QUOTED PASSAGE:

The compromise of restricting ourselves to just the open source features might address the usability issues that people encounter with Gerrit. But it comes with important costs that we should not underestimated:

  • developers workflow will be disrupted, and we must accept that some of the existing workflow would not be implementable in GitLab.
  • the GitLab architecture involves several components we would have to maintain. Whereas Gerrit is a java jvm and flat files, GitLab involves way more components (rails, redis, postgreSQL, diff storage at least). We should not underestimate the resources that would need to be allocated in sustaining it. It has already proven to be troublesome for Gerrit.
  • a lot of our tools do not have a drop-in replacement and would have to be migrated.

Getting the most out of GitLab

I would like to suggest we evaluate GitLab proprietary paid tiers. Oh, I see pitches and forks raising. As alluded above the freedom and open source guidance comes first and foremost for the software we write and the wiki projects. It still allows use of proprietary one when no alternatives exist. There does not seem to be any proper open source alternative for a modern code forge (beside Phabricator/Differential which we ended up rejecting).

I strongly believe in open-source, but we also have to be pragmatic and understand that not all open-source software can be heavily funded via fundraising. People end up having to make a living out of it somehow and the open core is a compromise between economical reality and the purity of open-source. If we were to adopt the proprietary features, we would relieve ourselves of the burden of reinventing the wheel and in turn allocate the saved resources toward producing more open source software and better sustain our very own projects.

One might as well ask whether it still makes sense to self host the application. The Gerrit upgrades proved to be somehow problematic due to lack of funding and or active participation with upstream (though we had at least two volunteers dramatically helping on that front). I would guess we would suffer from the same trouble with GitLab which architecture is an order of magnitude more complicated, or at least involves more components. Using a SASS or a managed on premise appliance would free us up from the maintenance burden.

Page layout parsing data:

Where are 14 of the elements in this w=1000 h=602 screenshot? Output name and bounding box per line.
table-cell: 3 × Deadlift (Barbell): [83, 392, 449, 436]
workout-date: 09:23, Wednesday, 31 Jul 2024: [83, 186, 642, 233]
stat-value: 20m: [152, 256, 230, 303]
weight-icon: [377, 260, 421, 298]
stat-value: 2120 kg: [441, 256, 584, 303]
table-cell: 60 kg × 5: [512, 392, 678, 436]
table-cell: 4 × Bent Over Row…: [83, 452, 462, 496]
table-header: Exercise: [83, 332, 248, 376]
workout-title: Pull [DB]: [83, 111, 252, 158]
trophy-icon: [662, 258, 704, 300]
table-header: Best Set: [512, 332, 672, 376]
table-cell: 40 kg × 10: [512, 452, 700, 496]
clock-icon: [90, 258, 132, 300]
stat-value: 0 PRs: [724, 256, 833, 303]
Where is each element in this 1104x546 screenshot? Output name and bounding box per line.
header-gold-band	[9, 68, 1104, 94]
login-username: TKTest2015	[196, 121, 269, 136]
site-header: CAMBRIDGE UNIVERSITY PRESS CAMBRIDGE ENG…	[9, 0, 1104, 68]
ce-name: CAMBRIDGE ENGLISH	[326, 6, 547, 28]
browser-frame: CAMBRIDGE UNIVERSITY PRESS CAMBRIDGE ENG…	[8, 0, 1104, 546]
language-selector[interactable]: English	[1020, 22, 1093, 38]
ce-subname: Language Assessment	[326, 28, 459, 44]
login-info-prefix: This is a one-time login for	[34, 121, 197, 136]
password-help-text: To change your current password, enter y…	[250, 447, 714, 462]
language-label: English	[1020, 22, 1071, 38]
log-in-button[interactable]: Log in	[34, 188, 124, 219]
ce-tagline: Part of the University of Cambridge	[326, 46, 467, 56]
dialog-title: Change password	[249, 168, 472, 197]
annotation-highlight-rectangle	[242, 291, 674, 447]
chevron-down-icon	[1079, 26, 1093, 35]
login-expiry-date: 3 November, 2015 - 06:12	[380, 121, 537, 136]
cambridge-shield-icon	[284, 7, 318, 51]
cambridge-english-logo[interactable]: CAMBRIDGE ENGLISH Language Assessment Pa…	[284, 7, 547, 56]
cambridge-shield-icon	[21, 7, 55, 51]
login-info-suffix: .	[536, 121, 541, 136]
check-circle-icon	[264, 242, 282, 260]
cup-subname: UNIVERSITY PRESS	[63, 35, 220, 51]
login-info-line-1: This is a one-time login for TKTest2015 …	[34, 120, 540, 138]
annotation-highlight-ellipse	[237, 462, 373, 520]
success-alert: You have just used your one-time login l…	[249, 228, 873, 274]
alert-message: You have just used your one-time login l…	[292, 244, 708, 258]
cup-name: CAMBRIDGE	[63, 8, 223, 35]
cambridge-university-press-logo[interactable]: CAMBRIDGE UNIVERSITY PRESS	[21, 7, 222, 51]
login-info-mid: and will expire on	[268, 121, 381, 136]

PROBLEM A: From the passage on GitLab, list the components that GitLab is said to involve.
PROBLEM B: Summarize the passage on GitLab in two sentences.
PROBLEM C: According to the passage on GitLab, which open source code forge alternative was rejected?

EXERCISE RESULT A:
- rails
- redis
- postgreSQL
- diff storage

EXERCISE RESULT B: Limiting GitLab to its open source features would disrupt developer workflows, add several components to maintain, and force migration of tools that lack drop-in replacements. The author proposes evaluating GitLab's proprietary paid tiers, which the open-source guidance allows when no alternative exists, and asks whether a hosted service or a managed on-premise appliance would remove the maintenance burden.

EXERCISE RESULT C: Phabricator/Differential.